----- Provided text -----
Are you there, Langston? It’s me, Fred, I am weary but I also have a calling to face the song and the trap it tries to speed past. If some of this feels a little too much like a riff-gift just for poetry geeks, I declare it not so and say keep reading and rereading this and the rest of The Little Edges.

Michael Robins is another jumpy, reverent poet always worth reading, and In Memory of Brilliance & Value does not disappoint. “Anecdote for the Flowering Dogwood” is like much of what he does,IMBV a bounty for the senses with a variety of shadings:

Missouri runs late where language stands
beside the station at the end of a tunnel.
Missouri starves for a story. She’s setting
out, suitcase on either side of the tracks

replete with fireflies for the tired cliché
blinks true. It bursts through darkness.

Language in that shine need not beguile,
treasure opened by the rim of Missouri.

Animals take turns, boosted & gathering
about the brilliance of greenery spilled.

Language is useless as Missouri : she mates
sensibly, whispers the name of each city

& garlands, the sheer number of cardinals
breathless, naked atop the Missouri trees.

We have a richly American ride, with many places to stop and get tickled. That suitcase on either side of the tracks can take you far, and Robins’s own bag has tricks sans trickiness, as the beginning of “Feeding a Body to the Mountaintop” also displays:

Animals resumed grazing, all engine
& aftermath.

Senses get a full workout in all the pages in this slim container that packs above its weight.

I am not saving the best for last. I am saving the most varied. The 60th Anniversary Edition of City Lights Pocket Poets Anthology is the kind of collection the publisher has produced for years. It keeps the brand alive and necessary, and wow, there are some special treats, like poems by Pablo Picasso.
----- Record set -----
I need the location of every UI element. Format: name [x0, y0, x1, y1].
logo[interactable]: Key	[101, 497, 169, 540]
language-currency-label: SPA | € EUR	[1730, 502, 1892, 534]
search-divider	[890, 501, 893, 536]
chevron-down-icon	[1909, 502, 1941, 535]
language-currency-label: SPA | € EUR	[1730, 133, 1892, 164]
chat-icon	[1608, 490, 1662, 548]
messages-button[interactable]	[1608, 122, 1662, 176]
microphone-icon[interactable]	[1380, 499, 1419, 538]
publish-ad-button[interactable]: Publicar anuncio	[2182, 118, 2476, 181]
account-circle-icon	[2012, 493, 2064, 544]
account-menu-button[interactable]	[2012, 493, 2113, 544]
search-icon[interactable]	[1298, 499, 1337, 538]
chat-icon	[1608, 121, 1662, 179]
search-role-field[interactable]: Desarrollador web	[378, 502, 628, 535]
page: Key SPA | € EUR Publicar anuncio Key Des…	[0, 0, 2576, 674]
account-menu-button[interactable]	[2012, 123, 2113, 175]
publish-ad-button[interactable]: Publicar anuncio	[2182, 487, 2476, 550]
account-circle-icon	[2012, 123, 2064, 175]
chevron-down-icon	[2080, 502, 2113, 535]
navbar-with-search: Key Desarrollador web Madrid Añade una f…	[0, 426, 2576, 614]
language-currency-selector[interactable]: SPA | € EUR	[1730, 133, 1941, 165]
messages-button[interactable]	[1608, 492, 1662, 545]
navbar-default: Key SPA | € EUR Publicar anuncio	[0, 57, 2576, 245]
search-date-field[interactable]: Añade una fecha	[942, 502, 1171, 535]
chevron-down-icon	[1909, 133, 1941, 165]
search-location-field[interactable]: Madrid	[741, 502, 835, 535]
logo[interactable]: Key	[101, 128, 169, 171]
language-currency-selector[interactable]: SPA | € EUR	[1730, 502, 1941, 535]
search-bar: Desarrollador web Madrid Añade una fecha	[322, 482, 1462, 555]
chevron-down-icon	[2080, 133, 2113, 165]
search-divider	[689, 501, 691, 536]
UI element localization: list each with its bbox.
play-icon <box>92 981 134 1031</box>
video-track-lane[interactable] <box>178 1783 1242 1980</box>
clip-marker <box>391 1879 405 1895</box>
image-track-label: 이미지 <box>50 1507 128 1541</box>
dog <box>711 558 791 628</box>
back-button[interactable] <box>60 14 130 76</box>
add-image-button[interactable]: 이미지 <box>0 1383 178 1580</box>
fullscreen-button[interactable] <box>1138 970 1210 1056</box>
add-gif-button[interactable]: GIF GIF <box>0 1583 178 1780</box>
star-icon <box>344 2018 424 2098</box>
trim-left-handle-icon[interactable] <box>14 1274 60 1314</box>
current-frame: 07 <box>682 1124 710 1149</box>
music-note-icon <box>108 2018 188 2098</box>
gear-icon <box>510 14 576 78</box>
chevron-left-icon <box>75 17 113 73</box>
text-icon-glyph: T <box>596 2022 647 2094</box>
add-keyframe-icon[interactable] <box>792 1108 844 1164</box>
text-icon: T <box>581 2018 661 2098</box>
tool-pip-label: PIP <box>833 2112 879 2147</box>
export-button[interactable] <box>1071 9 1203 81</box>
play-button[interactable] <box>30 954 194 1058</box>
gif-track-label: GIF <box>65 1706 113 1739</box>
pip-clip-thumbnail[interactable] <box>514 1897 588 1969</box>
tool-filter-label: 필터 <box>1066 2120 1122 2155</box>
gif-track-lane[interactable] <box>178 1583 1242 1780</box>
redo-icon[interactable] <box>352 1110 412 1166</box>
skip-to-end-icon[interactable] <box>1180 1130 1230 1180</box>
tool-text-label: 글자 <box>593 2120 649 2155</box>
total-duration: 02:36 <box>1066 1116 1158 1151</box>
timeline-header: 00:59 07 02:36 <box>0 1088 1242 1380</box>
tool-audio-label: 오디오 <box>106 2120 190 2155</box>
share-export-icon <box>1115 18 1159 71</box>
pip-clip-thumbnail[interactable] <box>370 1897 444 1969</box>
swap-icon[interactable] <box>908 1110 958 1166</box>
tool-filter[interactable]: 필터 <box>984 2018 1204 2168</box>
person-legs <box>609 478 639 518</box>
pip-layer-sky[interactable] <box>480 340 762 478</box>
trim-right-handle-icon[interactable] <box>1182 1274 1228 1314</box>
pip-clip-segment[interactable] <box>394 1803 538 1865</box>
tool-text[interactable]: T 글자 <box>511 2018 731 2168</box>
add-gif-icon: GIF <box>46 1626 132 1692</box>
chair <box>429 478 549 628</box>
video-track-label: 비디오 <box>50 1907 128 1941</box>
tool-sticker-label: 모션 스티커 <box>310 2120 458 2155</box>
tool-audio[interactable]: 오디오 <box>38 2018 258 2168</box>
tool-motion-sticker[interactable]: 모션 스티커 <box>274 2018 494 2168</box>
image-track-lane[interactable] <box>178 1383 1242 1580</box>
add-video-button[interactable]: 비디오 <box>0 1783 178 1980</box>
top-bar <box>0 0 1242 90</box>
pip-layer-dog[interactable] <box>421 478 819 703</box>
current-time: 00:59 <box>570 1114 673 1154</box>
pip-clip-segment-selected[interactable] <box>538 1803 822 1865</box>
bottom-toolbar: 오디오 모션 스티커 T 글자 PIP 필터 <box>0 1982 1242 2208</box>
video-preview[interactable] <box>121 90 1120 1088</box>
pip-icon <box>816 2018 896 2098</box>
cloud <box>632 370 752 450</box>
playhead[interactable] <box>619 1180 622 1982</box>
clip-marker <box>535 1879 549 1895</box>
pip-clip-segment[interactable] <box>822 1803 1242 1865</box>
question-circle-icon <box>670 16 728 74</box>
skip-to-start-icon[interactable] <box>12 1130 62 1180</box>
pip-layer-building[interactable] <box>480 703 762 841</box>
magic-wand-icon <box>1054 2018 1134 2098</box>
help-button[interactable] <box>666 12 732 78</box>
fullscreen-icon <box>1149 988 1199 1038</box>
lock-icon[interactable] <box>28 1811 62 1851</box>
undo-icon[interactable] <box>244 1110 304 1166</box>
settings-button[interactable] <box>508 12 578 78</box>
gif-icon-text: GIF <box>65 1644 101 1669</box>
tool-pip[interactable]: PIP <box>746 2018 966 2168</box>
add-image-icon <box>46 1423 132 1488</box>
-----
Reproduce the passage of the poetry review starting with "Michael Robins is" and going on through "of a tunnel.". The data above is not required for this work.

Michael Robins is another jumpy, reverent poet always worth reading, and In Memory of Brilliance & Value does not disappoint. “Anecdote for the Flowering Dogwood” is like much of what he does,IMBV a bounty for the senses with a variety of shadings:

Missouri runs late where language stands
beside the station at the end of a tunnel.